**Çalışma yönergeleri:**
[a] Bakım yurdu yazısında "Her fedakarlık bir" sözlerinden "korkutuyor, gözyaşları ürpertiyor." sözlerine kadar olan bölümü hiçbir değişiklik yapmadan yazın.
[b] Bakım yurdundaki yaşlı kadını anlatan yazıyı kaldığı yerden devam ettirin.

**Verilen metin:**
____

Günün yirmi dört saatini, en az kırk sekiz saatmişçesine hissederek, her gece yatağınıza başınızı koyduğunuzda, geceyi sabaha teslim edebileceğinizden bile emin olmadan bir yaşam sürmek nasıldır, bilir misiniz?
Her fedakarlık bir ödül aslında
Bir bakım yurdunun koridorlarında yürüyorum. Uzaktan, ağlayan bir kadın sesi geliyor. Sesin nereden geldiğini tam da aramaya koyulduğum esnada, koridorun sonunda bir koltukta oturmuş yaş almış bir kadın görüyorum. Elinde, iki yaşındaki kızımın kendini oyaladığı türden oyuncak bir fare… Kadın, oyuncağın başını seviyor, seviyor ve seviyor. Onunla konuşuyor. Çok geçmiyor ki, duyduğum akustik ile gördüğüm görüntünün bütünlüğünü yakalayıveriyorum. Ve gidiyorum kadının yanına, meraklı ancak bir o kadar da ürkek adımlarla. Duyacaklarımdan korkuyorum, kadının feryadı korkutuyor, gözyaşları ürpertiyor.
Yalnızlığa isyan edercesine, dökmeye başlıyor içini ve önce beni oyuncak faresiyle tanıştırıyor. En iyi arkadaşı, hatta hayattaki güvendiği tek arkadaşı olan oyuncak fare ile. Günün yirmi dört saatini, en az kırk sekiz saatmişçesine hissederek, her gece yatağınıza başınızı koyduğunuzda, geceyi sabaha teslim edebileceğinizden bile emin olmadan bir yaşam sürmek nasıldır, bilir misiniz? Hele ki bu yaşamın üstüne, terkedilmişliğin yükü de çökmüşse?

____

**Materyal:**
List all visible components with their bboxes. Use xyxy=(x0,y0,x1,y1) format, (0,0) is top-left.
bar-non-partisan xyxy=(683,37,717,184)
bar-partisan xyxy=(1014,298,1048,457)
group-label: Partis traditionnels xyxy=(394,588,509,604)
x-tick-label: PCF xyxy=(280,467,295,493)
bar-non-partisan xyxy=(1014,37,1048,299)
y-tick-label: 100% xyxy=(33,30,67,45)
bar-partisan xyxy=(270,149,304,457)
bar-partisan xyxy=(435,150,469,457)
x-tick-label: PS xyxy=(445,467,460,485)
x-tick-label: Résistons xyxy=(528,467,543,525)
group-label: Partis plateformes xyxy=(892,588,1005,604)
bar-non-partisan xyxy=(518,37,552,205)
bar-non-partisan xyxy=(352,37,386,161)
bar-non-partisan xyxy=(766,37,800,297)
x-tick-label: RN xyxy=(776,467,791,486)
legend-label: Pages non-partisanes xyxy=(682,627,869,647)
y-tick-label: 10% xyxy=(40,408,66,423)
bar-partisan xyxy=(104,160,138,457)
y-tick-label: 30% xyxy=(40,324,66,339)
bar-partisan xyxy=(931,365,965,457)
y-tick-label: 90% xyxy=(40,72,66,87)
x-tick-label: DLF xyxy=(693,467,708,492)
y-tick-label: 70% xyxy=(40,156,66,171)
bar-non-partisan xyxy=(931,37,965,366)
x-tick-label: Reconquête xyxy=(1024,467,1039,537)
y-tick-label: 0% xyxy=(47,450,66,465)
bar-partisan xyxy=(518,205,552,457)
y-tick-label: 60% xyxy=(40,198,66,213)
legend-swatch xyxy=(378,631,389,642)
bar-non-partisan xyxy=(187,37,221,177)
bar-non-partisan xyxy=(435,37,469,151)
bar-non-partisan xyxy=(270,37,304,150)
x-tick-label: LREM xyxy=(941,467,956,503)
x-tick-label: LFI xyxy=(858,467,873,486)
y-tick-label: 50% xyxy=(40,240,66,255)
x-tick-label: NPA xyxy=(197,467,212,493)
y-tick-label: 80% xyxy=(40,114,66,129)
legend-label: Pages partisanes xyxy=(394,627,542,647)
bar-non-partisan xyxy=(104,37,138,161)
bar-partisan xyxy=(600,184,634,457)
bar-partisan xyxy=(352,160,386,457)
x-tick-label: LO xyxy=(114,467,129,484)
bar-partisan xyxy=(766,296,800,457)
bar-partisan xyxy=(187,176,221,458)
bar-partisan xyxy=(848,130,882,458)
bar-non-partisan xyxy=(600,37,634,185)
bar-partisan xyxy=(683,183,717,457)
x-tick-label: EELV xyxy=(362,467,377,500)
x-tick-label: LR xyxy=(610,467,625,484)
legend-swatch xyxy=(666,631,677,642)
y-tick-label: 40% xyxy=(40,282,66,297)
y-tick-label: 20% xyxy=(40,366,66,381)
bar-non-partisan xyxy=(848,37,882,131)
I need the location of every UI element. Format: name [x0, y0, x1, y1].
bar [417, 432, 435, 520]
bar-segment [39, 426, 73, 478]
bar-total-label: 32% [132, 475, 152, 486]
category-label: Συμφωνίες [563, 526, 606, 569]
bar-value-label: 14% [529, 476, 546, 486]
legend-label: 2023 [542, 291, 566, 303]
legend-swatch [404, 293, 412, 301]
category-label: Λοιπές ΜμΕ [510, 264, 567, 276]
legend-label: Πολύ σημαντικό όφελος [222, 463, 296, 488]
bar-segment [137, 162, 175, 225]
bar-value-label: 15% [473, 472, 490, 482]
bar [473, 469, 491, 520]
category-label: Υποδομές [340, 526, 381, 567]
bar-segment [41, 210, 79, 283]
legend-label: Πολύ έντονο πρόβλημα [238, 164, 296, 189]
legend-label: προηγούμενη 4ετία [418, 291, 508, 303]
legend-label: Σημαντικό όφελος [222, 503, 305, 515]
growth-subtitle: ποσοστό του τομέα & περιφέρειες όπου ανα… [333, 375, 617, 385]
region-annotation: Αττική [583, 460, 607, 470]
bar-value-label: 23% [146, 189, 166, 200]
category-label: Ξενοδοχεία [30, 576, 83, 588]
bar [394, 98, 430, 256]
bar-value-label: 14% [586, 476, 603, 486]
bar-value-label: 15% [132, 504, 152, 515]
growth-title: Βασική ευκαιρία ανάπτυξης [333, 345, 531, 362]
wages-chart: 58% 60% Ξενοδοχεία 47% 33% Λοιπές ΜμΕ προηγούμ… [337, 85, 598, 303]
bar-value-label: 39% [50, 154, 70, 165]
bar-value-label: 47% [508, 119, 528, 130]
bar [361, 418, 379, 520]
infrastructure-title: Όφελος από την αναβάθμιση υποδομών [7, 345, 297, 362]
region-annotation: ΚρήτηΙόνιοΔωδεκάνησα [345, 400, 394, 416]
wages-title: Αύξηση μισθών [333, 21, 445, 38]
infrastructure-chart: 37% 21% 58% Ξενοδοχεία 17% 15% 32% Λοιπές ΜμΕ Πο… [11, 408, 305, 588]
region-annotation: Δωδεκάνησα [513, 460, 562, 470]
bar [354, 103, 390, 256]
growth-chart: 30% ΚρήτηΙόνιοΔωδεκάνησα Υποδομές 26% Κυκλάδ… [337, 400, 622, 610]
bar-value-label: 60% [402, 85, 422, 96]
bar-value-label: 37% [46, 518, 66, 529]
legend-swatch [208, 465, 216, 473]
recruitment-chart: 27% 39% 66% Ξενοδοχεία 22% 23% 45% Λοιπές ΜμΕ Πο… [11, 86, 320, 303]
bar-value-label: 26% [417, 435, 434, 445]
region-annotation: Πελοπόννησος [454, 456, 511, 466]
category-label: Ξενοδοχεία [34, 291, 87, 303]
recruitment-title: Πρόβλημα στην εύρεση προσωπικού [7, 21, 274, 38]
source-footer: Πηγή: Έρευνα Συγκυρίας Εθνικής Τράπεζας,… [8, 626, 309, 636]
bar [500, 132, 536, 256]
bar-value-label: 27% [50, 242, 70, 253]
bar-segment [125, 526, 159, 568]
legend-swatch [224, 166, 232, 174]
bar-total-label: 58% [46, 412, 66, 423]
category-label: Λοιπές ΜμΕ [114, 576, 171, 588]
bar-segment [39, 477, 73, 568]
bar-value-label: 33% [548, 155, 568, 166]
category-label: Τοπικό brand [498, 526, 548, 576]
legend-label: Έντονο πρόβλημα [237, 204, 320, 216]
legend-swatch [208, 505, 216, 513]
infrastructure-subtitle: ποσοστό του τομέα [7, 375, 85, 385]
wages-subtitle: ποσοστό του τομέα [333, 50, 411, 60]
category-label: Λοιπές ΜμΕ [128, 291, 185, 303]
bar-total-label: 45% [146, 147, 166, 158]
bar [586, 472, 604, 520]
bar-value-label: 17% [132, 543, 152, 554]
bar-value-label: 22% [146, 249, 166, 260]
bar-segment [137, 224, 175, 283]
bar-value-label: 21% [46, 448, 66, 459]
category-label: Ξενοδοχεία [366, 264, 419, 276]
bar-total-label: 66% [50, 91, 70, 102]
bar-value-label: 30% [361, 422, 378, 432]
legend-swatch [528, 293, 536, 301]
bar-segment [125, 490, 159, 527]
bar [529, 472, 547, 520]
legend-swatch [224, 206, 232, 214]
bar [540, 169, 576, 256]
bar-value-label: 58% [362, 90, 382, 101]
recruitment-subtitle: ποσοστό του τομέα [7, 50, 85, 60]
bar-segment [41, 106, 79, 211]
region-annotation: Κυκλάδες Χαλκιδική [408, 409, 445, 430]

____

**Çözümler:**
[a]
Her fedakarlık bir ödül aslında
Bir bakım yurdunun koridorlarında yürüyorum. Uzaktan, ağlayan bir kadın sesi geliyor. Sesin nereden geldiğini tam da aramaya koyulduğum esnada, koridorun sonunda bir koltukta oturmuş yaş almış bir kadın görüyorum. Elinde, iki yaşındaki kızımın kendini oyaladığı türden oyuncak bir fare… Kadın, oyuncağın başını seviyor, seviyor ve seviyor. Onunla konuşuyor. Çok geçmiyor ki, duyduğum akustik ile gördüğüm görüntünün bütünlüğünü yakalayıveriyorum. Ve gidiyorum kadının yanına, meraklı ancak bir o kadar da ürkek adımlarla. Duyacaklarımdan korkuyorum, kadının feryadı korkutuyor, gözyaşları ürpertiyor.

[b]
Ben de bilmezdim bunun ne demek olduğunu, ta ki bu bayan hayatımın kapısını aralayana kadar. Ne yazık… “Hayatta güveneceğim tek bir kimsem yok, bu oyuncaktan başka” diyor gözleri yaşlı. Nedenini soruyorum, duyduğuma inanmak istemiyorum. Aynı semtte oturan oğlu ve gelini tarafından terk edilişinin hikayesini anlatıyor. “Oğlum çalışıyor, gelinim ise evde, çalışmıyor.” diyor. “O zaman ne işiniz var sizin burada?” diyorum; gelininin kendisine nasıl da el uzatmadığından dem vuruyor. Meğer gelin imiş, bayanın bu hücrede hayattan biraz daha elini ayağını çekmesine rıza gösteren. “Sen benim gelinime çok benziyorsun, hele ki gülüşün” diyor, bir gülücüğe hasret bakışlarla. Bu sözcükleri sarf ederken ise, hayal kırıklıklarını ve kırgınlıklarını okuyorsunuz yüzünden. Ve beraber gözlerimiz doluyor, gözyaşlarımızı içten gülümsememizle taçlandırıyoruz.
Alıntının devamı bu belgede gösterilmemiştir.